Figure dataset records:
* begin *
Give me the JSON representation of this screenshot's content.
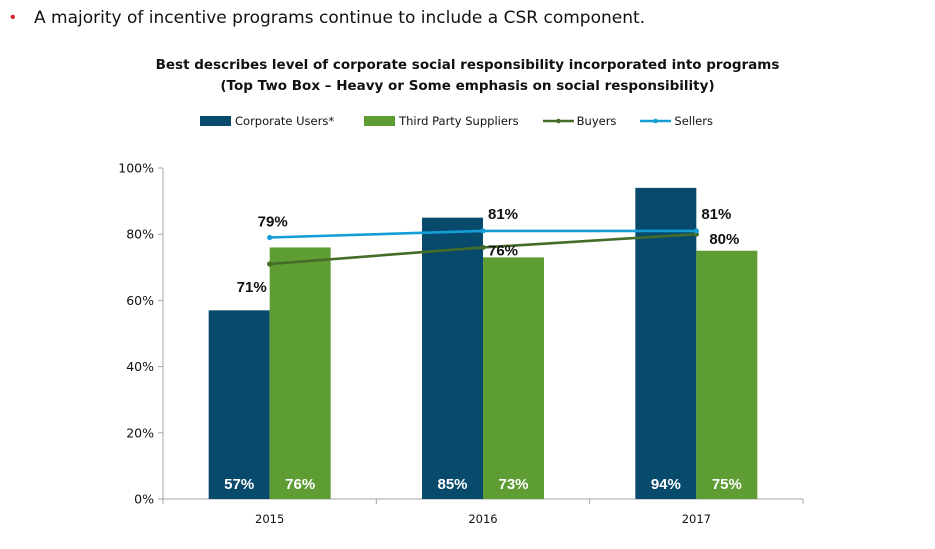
{
  "bullet": {
    "text": "A majority of incentive programs continue to include a CSR component."
  },
  "chart_data": {
    "type": "bar",
    "title": "Best describes level of corporate social responsibility incorporated into programs",
    "subtitle": "(Top  Two Box – Heavy or Some emphasis on social responsibility)",
    "categories": [
      "2015",
      "2016",
      "2017"
    ],
    "ylim": [
      0,
      100
    ],
    "yticks": [
      0,
      20,
      40,
      60,
      80,
      100
    ],
    "ytick_labels": [
      "0%",
      "20%",
      "40%",
      "60%",
      "80%",
      "100%"
    ],
    "legend_position": "top",
    "series": [
      {
        "name": "Corporate Users*",
        "type": "bar",
        "color": "#084a6b",
        "values": [
          57,
          85,
          94
        ],
        "labels": [
          "57%",
          "85%",
          "94%"
        ]
      },
      {
        "name": "Third Party Suppliers",
        "type": "bar",
        "color": "#5e9c34",
        "values": [
          76,
          73,
          75
        ],
        "labels": [
          "76%",
          "73%",
          "75%"
        ]
      },
      {
        "name": "Buyers",
        "type": "line",
        "color": "#456c28",
        "values": [
          71,
          76,
          80
        ],
        "labels": [
          "71%",
          "76%",
          "80%"
        ]
      },
      {
        "name": "Sellers",
        "type": "line",
        "color": "#159ed6",
        "values": [
          79,
          81,
          81
        ],
        "labels": [
          "79%",
          "81%",
          "81%"
        ]
      }
    ]
  }
}
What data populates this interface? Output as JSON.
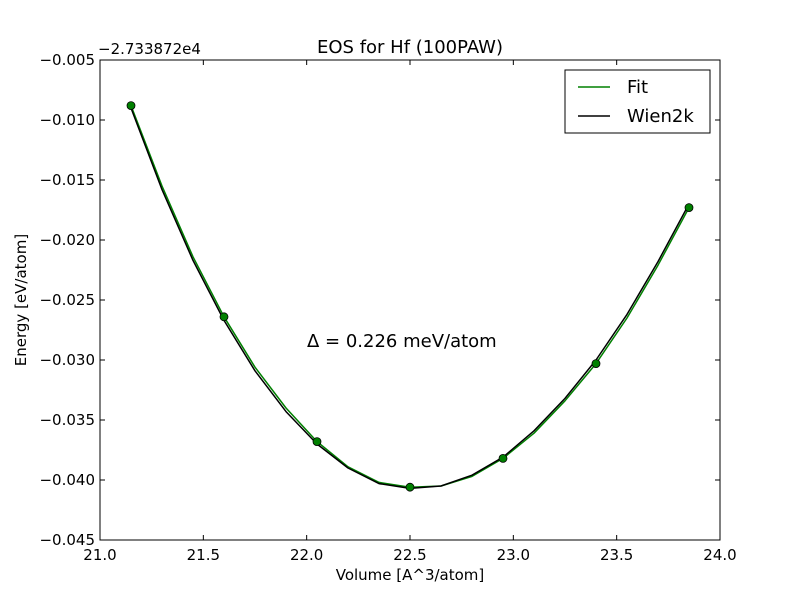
{
  "chart_data": {
    "type": "line",
    "title": "EOS for Hf (100PAW)",
    "xlabel": "Volume [A^3/atom]",
    "ylabel": "Energy [eV/atom]",
    "offset_text": "−2.733872e4",
    "xlim": [
      21.0,
      24.0
    ],
    "ylim": [
      -0.045,
      -0.005
    ],
    "xticks": [
      21.0,
      21.5,
      22.0,
      22.5,
      23.0,
      23.5,
      24.0
    ],
    "xtick_labels": [
      "21.0",
      "21.5",
      "22.0",
      "22.5",
      "23.0",
      "23.5",
      "24.0"
    ],
    "yticks": [
      -0.005,
      -0.01,
      -0.015,
      -0.02,
      -0.025,
      -0.03,
      -0.035,
      -0.04,
      -0.045
    ],
    "ytick_labels": [
      "−0.005",
      "−0.010",
      "−0.015",
      "−0.020",
      "−0.025",
      "−0.030",
      "−0.035",
      "−0.040",
      "−0.045"
    ],
    "annotation": "Δ = 0.226 meV/atom",
    "legend_position": "top-right",
    "grid": false,
    "points": {
      "color": "#008000",
      "x": [
        21.15,
        21.6,
        22.05,
        22.5,
        22.95,
        23.4,
        23.85
      ],
      "y": [
        -0.0088,
        -0.0264,
        -0.0368,
        -0.0406,
        -0.0382,
        -0.0303,
        -0.0173
      ]
    },
    "series": [
      {
        "name": "Fit",
        "color": "#008000",
        "x": [
          21.15,
          21.3,
          21.45,
          21.6,
          21.75,
          21.9,
          22.05,
          22.2,
          22.35,
          22.5,
          22.65,
          22.8,
          22.95,
          23.1,
          23.25,
          23.4,
          23.55,
          23.7,
          23.85
        ],
        "y": [
          -0.0088,
          -0.0155,
          -0.0214,
          -0.0264,
          -0.0306,
          -0.034,
          -0.0368,
          -0.0389,
          -0.0402,
          -0.0406,
          -0.0405,
          -0.0397,
          -0.0382,
          -0.0361,
          -0.0334,
          -0.0303,
          -0.0265,
          -0.0221,
          -0.0173
        ]
      },
      {
        "name": "Wien2k",
        "color": "#000000",
        "x": [
          21.15,
          21.3,
          21.45,
          21.6,
          21.75,
          21.9,
          22.05,
          22.2,
          22.35,
          22.5,
          22.65,
          22.8,
          22.95,
          23.1,
          23.25,
          23.4,
          23.55,
          23.7,
          23.85
        ],
        "y": [
          -0.009,
          -0.0158,
          -0.0217,
          -0.0267,
          -0.0309,
          -0.0343,
          -0.037,
          -0.039,
          -0.0403,
          -0.0407,
          -0.0405,
          -0.0396,
          -0.0381,
          -0.0359,
          -0.0332,
          -0.03,
          -0.0262,
          -0.0218,
          -0.017
        ]
      }
    ]
  }
}
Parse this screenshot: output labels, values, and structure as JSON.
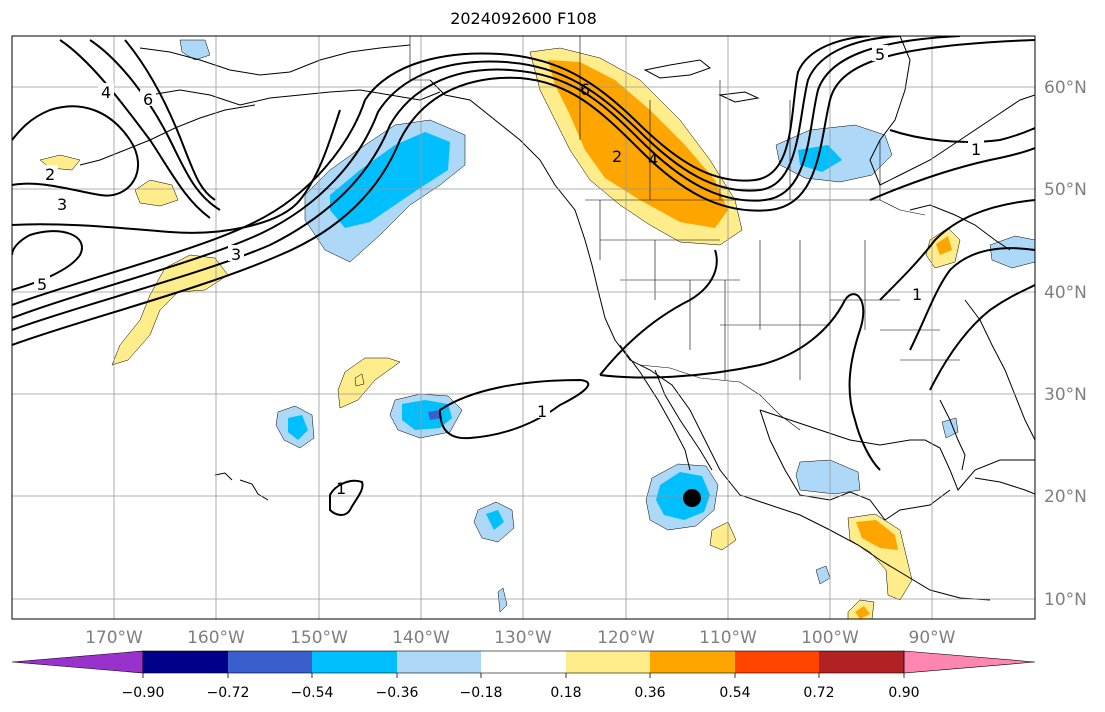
* end *
• [Exercise aim]
Pick out the lines that have the word "JSON". Copy them all.

• [Response to this task]
Give me the JSON representation of this screenshot's content.
What data populates this interface? Output as JSON.
Parse this screenshot: output labels, values, and structure as JSON.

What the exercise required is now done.